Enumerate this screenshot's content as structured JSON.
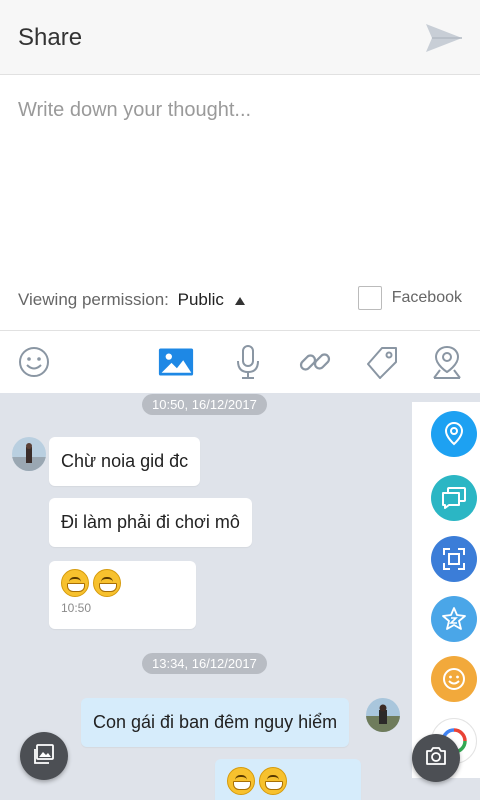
{
  "header": {
    "title": "Share",
    "send_icon": "send-icon"
  },
  "compose": {
    "placeholder": "Write down your thought...",
    "permission_label": "Viewing permission:",
    "permission_value": "Public",
    "facebook_label": "Facebook",
    "facebook_checked": false
  },
  "toolbar": {
    "active_color": "#1e88e5",
    "items": [
      "emoji-icon",
      "image-icon",
      "microphone-icon",
      "link-icon",
      "tag-icon",
      "location-icon"
    ],
    "active_item": "image-icon"
  },
  "chat": {
    "timestamps": [
      "10:50, 16/12/2017",
      "13:34, 16/12/2017"
    ],
    "messages": [
      {
        "text": "Chừ noia gid đc",
        "side": "left"
      },
      {
        "text": "Đi làm phải đi chơi mô",
        "side": "left"
      },
      {
        "emoji": "grin-emoji",
        "count": 2,
        "time": "10:50",
        "side": "left"
      },
      {
        "text": "Con gái đi ban đêm nguy hiểm",
        "side": "right"
      },
      {
        "emoji": "grin-emoji",
        "count": 2,
        "side": "right"
      }
    ]
  },
  "rail": {
    "items": [
      {
        "icon": "location-pin-icon",
        "color": "#1da1f2"
      },
      {
        "icon": "chat-cards-icon",
        "color": "#2bb6c4"
      },
      {
        "icon": "scan-frame-icon",
        "color": "#3b7dd8"
      },
      {
        "icon": "star-badge-icon",
        "color": "#4aa6e8"
      },
      {
        "icon": "smiley-icon",
        "color": "#f2a93b"
      }
    ]
  }
}
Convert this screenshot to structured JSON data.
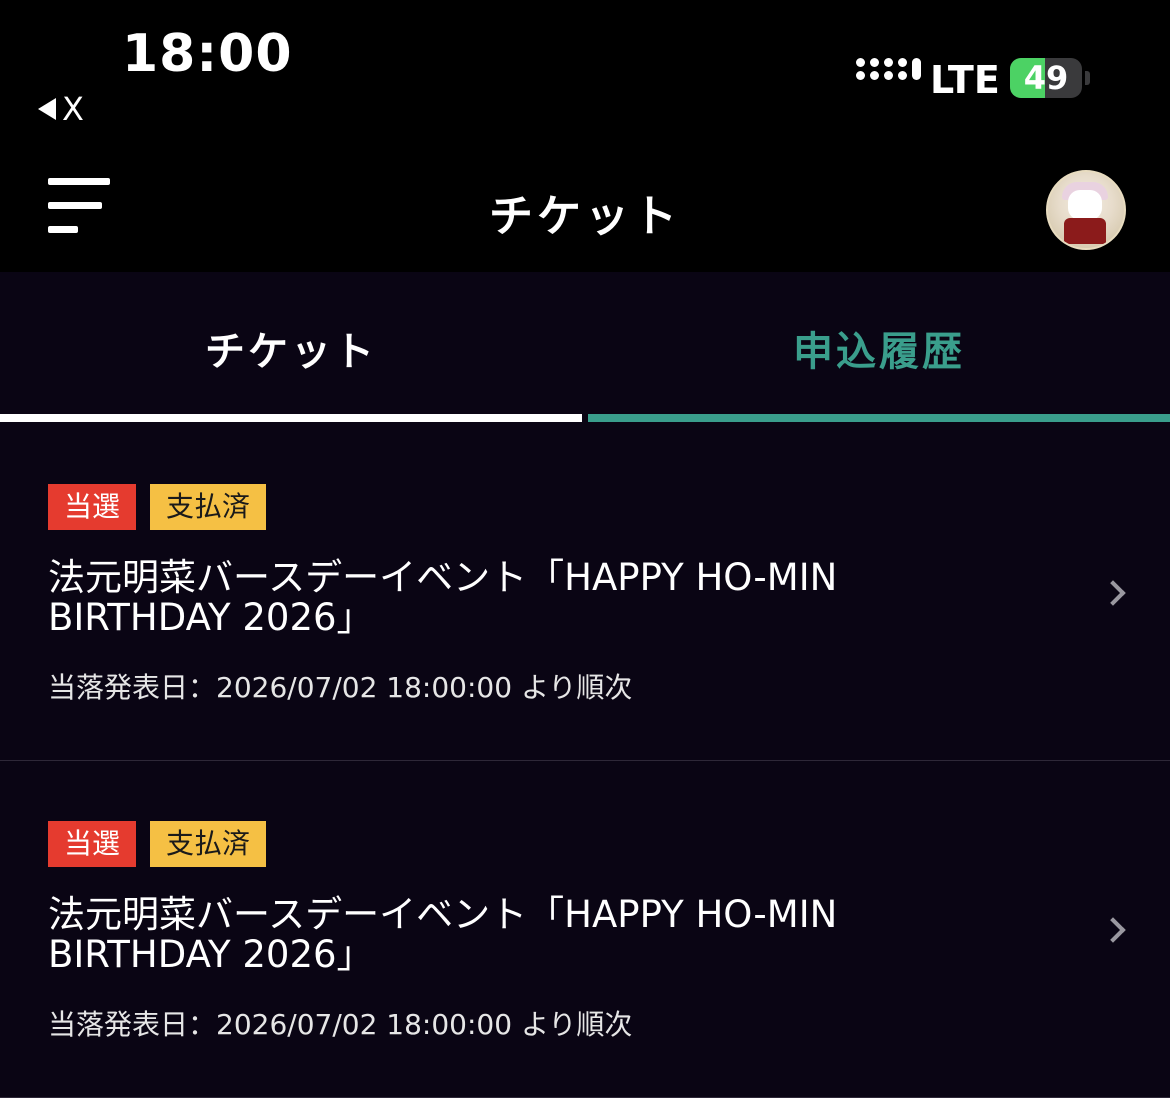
{
  "status_bar": {
    "time": "18:00",
    "back_app": "X",
    "network": "LTE",
    "battery": "49",
    "battery_level": 0.49
  },
  "app_bar": {
    "title": "チケット"
  },
  "tabs": [
    {
      "label": "チケット",
      "selected": true
    },
    {
      "label": "申込履歴",
      "selected": false
    }
  ],
  "tickets": [
    {
      "badges": [
        "当選",
        "支払済"
      ],
      "title": "法元明菜バースデーイベント「HAPPY HO-MIN BIRTHDAY 2026」",
      "date": "当落発表日：2026/07/02 18:00:00 より順次"
    },
    {
      "badges": [
        "当選",
        "支払済"
      ],
      "title": "法元明菜バースデーイベント「HAPPY HO-MIN BIRTHDAY 2026」",
      "date": "当落発表日：2026/07/02 18:00:00 より順次"
    }
  ],
  "colors": {
    "background": "#0a0514",
    "accent": "#3a9e8c",
    "badge_win": "#e53b2f",
    "badge_paid": "#f5c044"
  }
}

EXERCISE: Reproduce every line of the material precisely, omitting its pictures.

ANSWER TO THE PROBLEM:
Enumerate this screenshot's content as structured JSON.
{
  "header": {
    "title": "Share",
    "send_icon": "send-icon"
  },
  "compose": {
    "placeholder": "Write down your thought...",
    "permission_label": "Viewing permission:",
    "permission_value": "Public",
    "facebook_label": "Facebook",
    "facebook_checked": false
  },
  "toolbar": {
    "active_color": "#1e88e5",
    "items": [
      "emoji-icon",
      "image-icon",
      "microphone-icon",
      "link-icon",
      "tag-icon",
      "location-icon"
    ],
    "active_item": "image-icon"
  },
  "chat": {
    "timestamps": [
      "10:50, 16/12/2017",
      "13:34, 16/12/2017"
    ],
    "messages": [
      {
        "text": "Chừ noia gid đc",
        "side": "left"
      },
      {
        "text": "Đi làm phải đi chơi mô",
        "side": "left"
      },
      {
        "emoji": "grin-emoji",
        "count": 2,
        "time": "10:50",
        "side": "left"
      },
      {
        "text": "Con gái đi ban đêm nguy hiểm",
        "side": "right"
      },
      {
        "emoji": "grin-emoji",
        "count": 2,
        "side": "right"
      }
    ]
  },
  "rail": {
    "items": [
      {
        "icon": "location-pin-icon",
        "color": "#1da1f2"
      },
      {
        "icon": "chat-cards-icon",
        "color": "#2bb6c4"
      },
      {
        "icon": "scan-frame-icon",
        "color": "#3b7dd8"
      },
      {
        "icon": "star-badge-icon",
        "color": "#4aa6e8"
      },
      {
        "icon": "smiley-icon",
        "color": "#f2a93b"
      }
    ]
  }
}
Convert this screenshot to structured JSON data.
{
  "status_bar": {
    "time": "18:00",
    "back_app": "X",
    "network": "LTE",
    "battery": "49",
    "battery_level": 0.49
  },
  "app_bar": {
    "title": "チケット"
  },
  "tabs": [
    {
      "label": "チケット",
      "selected": true
    },
    {
      "label": "申込履歴",
      "selected": false
    }
  ],
  "tickets": [
    {
      "badges": [
        "当選",
        "支払済"
      ],
      "title": "法元明菜バースデーイベント「HAPPY HO-MIN BIRTHDAY 2026」",
      "date": "当落発表日：2026/07/02 18:00:00 より順次"
    },
    {
      "badges": [
        "当選",
        "支払済"
      ],
      "title": "法元明菜バースデーイベント「HAPPY HO-MIN BIRTHDAY 2026」",
      "date": "当落発表日：2026/07/02 18:00:00 より順次"
    }
  ],
  "colors": {
    "background": "#0a0514",
    "accent": "#3a9e8c",
    "badge_win": "#e53b2f",
    "badge_paid": "#f5c044"
  }
}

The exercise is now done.